### Listed records

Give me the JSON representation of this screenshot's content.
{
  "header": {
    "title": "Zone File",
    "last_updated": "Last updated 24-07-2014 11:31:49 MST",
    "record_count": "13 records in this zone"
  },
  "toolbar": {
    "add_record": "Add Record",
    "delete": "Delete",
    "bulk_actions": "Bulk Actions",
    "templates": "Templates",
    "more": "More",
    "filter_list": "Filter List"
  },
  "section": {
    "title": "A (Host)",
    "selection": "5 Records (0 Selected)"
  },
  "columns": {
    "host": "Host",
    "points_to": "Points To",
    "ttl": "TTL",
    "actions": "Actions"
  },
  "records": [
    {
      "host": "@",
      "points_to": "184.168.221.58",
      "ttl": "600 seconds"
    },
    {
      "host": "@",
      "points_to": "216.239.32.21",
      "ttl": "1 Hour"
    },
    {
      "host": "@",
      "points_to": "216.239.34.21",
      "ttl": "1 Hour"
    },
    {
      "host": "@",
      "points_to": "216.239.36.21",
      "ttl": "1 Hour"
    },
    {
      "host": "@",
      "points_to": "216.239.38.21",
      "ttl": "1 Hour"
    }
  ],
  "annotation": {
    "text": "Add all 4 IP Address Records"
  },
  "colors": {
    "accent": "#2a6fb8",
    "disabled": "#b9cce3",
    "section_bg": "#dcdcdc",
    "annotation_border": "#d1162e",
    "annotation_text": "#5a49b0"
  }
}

######
### Listed records

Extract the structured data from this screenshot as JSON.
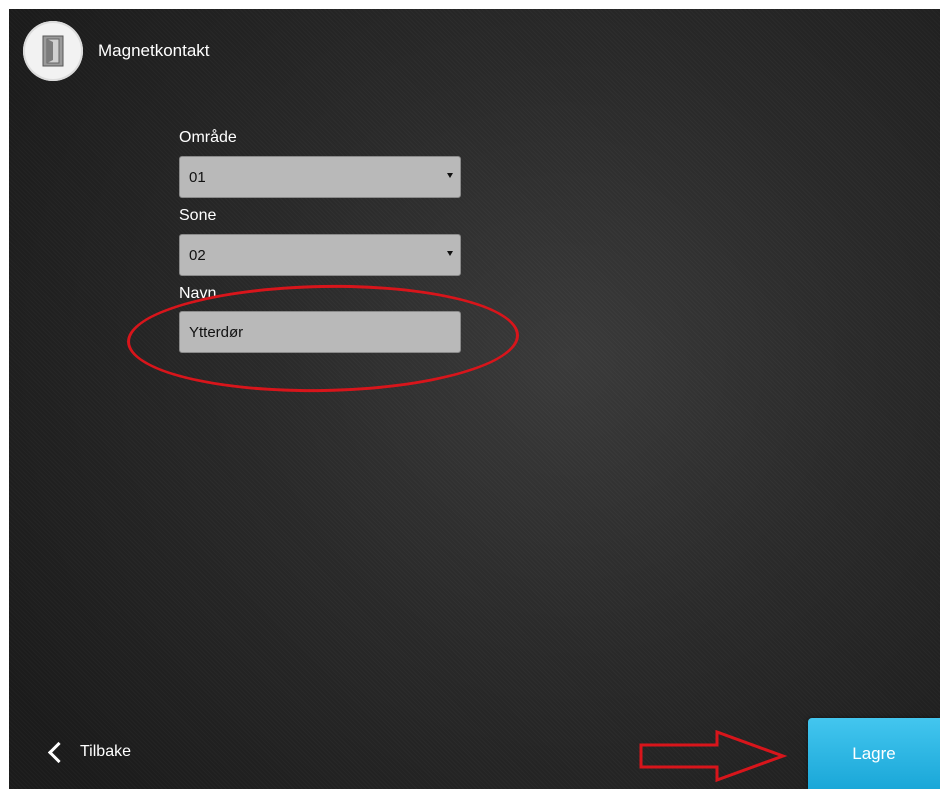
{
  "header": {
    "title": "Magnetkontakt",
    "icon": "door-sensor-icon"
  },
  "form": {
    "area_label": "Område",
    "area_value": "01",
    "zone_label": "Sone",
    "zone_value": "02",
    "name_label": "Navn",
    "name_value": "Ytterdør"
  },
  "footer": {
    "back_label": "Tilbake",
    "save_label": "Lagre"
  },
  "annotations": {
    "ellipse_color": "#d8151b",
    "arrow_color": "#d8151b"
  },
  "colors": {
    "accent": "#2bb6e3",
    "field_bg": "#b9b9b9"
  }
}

######

- _Task goal_: Only lines with the word "title" are wanted, so copy each one from the records.

- _Reply_:
    "title": "Zone File",
    "title": "A (Host)",
    "title": "Magnetkontakt",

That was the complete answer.